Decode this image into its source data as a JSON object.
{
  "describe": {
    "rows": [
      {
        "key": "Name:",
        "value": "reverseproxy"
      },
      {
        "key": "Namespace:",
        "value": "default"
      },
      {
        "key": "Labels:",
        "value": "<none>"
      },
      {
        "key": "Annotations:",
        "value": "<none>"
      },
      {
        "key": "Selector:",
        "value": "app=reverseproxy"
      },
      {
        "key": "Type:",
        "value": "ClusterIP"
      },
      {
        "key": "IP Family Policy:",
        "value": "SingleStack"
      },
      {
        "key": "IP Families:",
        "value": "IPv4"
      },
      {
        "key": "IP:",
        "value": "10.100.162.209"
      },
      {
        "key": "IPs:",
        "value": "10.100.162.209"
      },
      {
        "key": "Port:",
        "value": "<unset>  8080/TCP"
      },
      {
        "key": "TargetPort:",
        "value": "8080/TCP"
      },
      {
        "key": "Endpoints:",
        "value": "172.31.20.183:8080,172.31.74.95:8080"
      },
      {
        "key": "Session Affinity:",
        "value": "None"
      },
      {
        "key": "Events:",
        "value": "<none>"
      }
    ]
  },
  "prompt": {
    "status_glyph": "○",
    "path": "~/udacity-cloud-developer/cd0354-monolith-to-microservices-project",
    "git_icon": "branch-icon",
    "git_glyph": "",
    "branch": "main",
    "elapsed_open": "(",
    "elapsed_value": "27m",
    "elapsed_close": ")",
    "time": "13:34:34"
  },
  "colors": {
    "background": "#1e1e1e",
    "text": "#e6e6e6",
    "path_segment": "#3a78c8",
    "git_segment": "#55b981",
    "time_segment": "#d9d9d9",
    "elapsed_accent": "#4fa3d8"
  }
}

◆ **Required task**
List all lines holding the string "reverseproxy".

◆ **Written response**
        "value": "reverseproxy"
        "value": "app=reverseproxy"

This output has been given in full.